• **Exercise aim**: Please copy the part of the email between "by hub.freebsd.org (Postfix)" and "Received: (from brdavis@localhost)", inclusive.

From owner-freebsd-security  Fri Jan 21 16:34:44 2000
Delivered-To: freebsd-security@freebsd.org
Received: from orion.ac.hmc.edu (Orion.AC.HMC.Edu [134.173.32.20])
	by hub.freebsd.org (Postfix) with ESMTP id 4BEBE156C2
	for <freebsd-security@FreeBSD.ORG>; Fri, 21 Jan 2000 16:34:42 -0800 (PST)
	(envelope-from brdavis@orion.ac.hmc.edu)
Received: (from brdavis@localhost)
	by orion.ac.hmc.edu (8.8.8/8.8.8) id QAA09410;
	Fri, 21 Jan 2000 16:34:24 -0800 (PST)
Date: Fri, 21 Jan 2000 16:34:24 -0800
From: Brooks Davis <brooks@one-eyed-alien.net>
To: Matthew Dillon <dillon@apollo.backplane.com>
Cc: Brad Guillory <round@baileylink.net>,
	freebsd-security@FreeBSD.ORG
Subject: Re: Some observations on stream.c and streamnt.c
Message-ID: <20000121163424.C23771@orion.ac.hmc.edu>
References: <Pine.BSF.4.10.10001211649440.4460-100000@tetron02.tetronsoftware.com> <200001212258.OAA64329@apollo.backplane.com> <20000121171759.D56672@baileylink.net> <200001212349.PAA64869@apollo.backplane.com>
Mime-Version: 1.0
Content-Type: text/plain; charset=us-ascii
X-Mailer: Mutt 1.0pre4i
In-Reply-To: <200001212349.PAA64869@apollo.backplane.com>; from dillon@apollo.backplane.com on Fri, Jan 21, 2000 at 03:49:49PM -0800
Sender: owner-freebsd-security@FreeBSD.ORG
Precedence: bulk
X-Loop: FreeBSD.org

On Fri, Jan 21, 2000 at 03:49:49PM -0800, Matthew Dillon wrote:
> Universities and ISPs generally have rampant compromised machines and some 
> of these, such as MIT, have hundreds of megabits of bandwidth to the 
> internet.  These are often the source of high-bandwidth attacks (not
> perpetrated by students so much as perpetrated by IRC weenies who have
> compromised the machines).

(Data items)
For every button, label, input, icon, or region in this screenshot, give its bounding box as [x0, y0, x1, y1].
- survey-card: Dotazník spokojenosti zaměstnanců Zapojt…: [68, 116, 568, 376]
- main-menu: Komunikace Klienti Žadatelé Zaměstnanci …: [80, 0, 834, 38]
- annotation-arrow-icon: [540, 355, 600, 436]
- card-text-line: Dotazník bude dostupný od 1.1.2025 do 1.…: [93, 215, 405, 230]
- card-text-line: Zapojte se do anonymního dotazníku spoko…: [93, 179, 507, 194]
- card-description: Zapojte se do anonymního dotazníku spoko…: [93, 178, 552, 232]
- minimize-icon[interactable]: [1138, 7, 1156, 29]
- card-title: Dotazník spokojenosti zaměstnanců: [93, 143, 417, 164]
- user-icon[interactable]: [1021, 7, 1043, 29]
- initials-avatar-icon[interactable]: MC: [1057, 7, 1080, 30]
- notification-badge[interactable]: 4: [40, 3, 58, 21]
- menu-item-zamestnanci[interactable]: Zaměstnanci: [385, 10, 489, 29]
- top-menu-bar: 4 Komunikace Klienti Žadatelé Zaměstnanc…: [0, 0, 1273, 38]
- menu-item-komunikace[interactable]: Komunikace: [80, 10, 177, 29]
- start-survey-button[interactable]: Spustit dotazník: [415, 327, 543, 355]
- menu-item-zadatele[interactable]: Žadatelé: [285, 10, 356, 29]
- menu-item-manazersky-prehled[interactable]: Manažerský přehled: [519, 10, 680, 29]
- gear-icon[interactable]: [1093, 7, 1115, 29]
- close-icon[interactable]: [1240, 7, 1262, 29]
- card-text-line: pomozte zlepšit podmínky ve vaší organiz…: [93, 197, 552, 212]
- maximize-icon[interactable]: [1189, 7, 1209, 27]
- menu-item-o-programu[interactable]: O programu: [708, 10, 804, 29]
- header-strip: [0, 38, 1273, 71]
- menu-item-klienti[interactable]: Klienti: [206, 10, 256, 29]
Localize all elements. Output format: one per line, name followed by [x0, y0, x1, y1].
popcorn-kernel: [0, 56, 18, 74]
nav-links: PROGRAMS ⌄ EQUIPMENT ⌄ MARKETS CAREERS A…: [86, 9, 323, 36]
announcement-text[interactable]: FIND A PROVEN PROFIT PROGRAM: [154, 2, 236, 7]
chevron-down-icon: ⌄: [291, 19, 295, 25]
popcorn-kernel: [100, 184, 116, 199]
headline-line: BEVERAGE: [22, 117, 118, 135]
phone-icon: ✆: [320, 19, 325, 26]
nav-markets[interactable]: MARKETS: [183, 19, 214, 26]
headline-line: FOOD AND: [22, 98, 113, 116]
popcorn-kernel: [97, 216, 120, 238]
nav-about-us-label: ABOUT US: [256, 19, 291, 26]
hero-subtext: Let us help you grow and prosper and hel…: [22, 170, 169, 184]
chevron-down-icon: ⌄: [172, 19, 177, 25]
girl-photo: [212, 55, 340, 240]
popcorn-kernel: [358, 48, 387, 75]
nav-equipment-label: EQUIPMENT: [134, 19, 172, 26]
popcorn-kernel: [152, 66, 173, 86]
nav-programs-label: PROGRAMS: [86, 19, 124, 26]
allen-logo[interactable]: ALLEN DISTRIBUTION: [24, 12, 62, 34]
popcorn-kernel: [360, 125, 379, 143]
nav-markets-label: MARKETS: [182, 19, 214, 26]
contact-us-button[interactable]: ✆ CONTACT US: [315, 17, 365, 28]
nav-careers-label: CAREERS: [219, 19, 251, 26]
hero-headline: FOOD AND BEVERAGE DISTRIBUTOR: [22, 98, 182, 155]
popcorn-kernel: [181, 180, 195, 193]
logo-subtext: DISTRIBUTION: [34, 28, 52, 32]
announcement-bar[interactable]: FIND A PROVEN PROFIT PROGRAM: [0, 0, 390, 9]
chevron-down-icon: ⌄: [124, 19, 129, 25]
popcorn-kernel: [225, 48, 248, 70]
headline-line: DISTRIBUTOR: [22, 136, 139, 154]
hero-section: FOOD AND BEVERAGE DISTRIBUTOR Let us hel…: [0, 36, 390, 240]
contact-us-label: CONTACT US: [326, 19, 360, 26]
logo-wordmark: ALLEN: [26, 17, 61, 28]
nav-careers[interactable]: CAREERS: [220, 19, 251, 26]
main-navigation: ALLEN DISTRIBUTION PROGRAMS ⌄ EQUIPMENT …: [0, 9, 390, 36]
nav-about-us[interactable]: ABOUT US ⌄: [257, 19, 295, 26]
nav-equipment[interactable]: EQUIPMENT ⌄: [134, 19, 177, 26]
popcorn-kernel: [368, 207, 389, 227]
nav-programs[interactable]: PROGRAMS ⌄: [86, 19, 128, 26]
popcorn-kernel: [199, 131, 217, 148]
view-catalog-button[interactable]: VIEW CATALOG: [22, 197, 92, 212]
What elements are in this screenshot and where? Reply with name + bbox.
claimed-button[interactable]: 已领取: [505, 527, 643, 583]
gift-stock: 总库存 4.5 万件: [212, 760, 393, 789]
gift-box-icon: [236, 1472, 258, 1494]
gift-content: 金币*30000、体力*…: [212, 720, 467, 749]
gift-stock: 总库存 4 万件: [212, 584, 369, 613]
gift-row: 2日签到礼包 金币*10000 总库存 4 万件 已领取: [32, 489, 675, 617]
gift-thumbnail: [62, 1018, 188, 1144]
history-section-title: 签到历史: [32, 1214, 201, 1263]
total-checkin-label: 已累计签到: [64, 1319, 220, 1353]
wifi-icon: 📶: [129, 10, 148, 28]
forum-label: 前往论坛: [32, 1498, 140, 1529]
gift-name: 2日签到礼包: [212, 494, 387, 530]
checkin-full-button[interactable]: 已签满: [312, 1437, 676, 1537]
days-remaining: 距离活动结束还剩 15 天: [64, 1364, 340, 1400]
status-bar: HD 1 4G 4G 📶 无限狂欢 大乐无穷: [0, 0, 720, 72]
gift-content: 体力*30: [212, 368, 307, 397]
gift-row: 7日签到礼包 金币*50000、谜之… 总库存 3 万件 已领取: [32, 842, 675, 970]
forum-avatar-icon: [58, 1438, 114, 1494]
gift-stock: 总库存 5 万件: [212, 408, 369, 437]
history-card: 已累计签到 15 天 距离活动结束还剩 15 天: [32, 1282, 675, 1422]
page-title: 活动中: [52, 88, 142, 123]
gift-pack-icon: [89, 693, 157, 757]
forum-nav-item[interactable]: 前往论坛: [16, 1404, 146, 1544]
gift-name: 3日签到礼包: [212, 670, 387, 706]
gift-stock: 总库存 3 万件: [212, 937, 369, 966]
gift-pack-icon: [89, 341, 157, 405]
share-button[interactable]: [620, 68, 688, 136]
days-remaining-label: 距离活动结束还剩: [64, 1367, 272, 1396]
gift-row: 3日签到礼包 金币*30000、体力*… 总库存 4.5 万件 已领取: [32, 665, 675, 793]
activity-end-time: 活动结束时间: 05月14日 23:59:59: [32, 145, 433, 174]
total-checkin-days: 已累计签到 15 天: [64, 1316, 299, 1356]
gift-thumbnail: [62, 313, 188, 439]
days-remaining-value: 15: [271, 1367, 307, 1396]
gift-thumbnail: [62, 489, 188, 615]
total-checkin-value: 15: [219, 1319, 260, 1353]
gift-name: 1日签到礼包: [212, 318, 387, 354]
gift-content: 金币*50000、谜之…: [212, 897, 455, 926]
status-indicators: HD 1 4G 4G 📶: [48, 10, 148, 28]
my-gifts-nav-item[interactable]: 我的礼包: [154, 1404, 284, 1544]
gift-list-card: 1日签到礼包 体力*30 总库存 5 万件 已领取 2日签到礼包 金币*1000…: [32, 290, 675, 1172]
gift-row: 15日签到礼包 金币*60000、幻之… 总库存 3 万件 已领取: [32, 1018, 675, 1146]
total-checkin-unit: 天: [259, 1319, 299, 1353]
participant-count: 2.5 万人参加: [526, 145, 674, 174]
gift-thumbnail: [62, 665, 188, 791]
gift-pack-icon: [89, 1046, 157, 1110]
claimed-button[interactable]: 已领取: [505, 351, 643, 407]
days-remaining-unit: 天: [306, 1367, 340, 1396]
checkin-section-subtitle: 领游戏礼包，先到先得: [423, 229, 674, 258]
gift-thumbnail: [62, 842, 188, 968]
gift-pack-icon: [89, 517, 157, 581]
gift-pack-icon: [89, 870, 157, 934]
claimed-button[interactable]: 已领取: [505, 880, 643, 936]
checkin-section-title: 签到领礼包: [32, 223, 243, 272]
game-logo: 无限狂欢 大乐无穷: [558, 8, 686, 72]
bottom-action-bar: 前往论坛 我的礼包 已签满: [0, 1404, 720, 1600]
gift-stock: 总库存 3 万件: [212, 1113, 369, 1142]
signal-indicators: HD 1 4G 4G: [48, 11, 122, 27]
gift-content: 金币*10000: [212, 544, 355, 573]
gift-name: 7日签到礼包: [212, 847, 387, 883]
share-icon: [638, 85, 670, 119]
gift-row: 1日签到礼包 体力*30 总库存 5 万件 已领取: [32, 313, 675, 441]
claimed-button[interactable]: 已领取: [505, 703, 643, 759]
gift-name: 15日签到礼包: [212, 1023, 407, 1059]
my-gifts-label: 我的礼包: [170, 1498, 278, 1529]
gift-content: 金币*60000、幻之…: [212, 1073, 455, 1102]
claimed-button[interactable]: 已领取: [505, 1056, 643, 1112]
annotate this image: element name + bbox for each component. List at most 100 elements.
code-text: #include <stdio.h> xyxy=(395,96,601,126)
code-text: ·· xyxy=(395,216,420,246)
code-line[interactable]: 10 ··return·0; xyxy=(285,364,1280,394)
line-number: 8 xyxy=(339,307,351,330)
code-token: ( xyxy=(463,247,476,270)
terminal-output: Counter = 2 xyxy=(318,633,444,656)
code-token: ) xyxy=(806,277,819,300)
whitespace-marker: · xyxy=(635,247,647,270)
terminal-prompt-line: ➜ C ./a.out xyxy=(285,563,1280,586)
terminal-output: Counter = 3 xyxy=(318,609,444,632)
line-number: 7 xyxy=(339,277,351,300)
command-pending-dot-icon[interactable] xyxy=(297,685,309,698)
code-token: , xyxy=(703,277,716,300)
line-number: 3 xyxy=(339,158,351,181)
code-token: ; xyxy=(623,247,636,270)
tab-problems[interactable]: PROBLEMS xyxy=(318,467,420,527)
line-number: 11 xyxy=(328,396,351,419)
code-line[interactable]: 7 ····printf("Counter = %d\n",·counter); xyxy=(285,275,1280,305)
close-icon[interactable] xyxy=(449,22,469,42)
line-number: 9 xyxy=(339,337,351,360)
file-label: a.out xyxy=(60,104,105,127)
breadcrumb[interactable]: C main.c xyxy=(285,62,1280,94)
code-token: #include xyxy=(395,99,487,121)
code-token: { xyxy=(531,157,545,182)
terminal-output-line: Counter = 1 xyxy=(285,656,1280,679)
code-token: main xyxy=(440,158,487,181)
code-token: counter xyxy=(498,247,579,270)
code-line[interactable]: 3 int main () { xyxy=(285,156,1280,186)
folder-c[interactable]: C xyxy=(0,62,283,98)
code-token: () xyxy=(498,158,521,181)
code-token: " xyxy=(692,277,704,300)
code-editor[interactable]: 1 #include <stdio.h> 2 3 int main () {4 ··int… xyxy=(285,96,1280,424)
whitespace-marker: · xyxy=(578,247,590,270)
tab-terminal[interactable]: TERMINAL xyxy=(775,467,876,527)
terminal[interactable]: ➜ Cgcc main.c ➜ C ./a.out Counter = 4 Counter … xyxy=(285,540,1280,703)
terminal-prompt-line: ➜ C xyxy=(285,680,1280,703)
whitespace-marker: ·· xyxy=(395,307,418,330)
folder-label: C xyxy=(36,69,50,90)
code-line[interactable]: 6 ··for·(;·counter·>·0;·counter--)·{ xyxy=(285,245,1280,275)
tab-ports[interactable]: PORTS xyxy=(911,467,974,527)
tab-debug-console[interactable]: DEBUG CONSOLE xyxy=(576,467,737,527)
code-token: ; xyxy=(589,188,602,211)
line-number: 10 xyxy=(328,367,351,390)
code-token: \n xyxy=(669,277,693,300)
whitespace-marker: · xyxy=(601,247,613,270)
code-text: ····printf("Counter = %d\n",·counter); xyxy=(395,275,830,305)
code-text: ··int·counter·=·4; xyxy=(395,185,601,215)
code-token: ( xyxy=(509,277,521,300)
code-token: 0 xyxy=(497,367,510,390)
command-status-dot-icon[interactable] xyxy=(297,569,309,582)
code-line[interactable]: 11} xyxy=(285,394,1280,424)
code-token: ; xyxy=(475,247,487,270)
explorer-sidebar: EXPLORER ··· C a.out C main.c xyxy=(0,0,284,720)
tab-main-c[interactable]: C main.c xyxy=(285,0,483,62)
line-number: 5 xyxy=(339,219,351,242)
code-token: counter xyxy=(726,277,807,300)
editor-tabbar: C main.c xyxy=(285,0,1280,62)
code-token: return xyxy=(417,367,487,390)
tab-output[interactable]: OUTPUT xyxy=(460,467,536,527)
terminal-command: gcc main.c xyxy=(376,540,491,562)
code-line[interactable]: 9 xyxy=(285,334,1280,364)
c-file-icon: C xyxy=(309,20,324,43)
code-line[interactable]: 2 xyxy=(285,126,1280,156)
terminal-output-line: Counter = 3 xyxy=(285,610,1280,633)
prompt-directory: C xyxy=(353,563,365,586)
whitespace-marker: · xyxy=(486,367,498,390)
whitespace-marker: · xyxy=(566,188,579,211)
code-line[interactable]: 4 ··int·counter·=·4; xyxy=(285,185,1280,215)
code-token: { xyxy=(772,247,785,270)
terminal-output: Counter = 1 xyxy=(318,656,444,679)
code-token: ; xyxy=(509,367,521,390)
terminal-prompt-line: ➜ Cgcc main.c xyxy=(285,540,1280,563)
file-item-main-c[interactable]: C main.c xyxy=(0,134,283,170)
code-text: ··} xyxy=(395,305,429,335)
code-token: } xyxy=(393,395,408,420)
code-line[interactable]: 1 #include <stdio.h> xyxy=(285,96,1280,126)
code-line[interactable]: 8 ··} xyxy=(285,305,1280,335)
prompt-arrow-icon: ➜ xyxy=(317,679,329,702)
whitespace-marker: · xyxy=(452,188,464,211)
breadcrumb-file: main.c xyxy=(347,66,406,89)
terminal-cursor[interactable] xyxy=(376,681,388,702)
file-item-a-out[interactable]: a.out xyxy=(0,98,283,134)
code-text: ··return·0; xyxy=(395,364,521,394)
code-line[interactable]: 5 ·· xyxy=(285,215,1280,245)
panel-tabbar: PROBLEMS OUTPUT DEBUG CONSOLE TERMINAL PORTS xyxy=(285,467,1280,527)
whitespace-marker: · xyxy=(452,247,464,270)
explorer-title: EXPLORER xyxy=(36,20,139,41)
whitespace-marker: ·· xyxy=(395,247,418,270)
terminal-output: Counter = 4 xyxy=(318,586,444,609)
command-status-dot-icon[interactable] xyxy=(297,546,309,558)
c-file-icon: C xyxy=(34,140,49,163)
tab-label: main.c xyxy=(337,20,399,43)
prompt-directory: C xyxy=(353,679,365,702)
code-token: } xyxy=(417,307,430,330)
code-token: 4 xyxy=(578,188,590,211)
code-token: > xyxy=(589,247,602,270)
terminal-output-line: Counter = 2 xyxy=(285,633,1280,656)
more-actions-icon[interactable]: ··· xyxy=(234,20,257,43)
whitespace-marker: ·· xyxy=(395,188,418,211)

• **Output**:
by hub.freebsd.org (Postfix) with ESMTP id 4BEBE156C2
	for <freebsd-security@FreeBSD.ORG>; Fri, 21 Jan 2000 16:34:42 -0800 (PST)
	(envelope-from brdavis@orion.ac.hmc.edu)
Received: (from brdavis@localhost)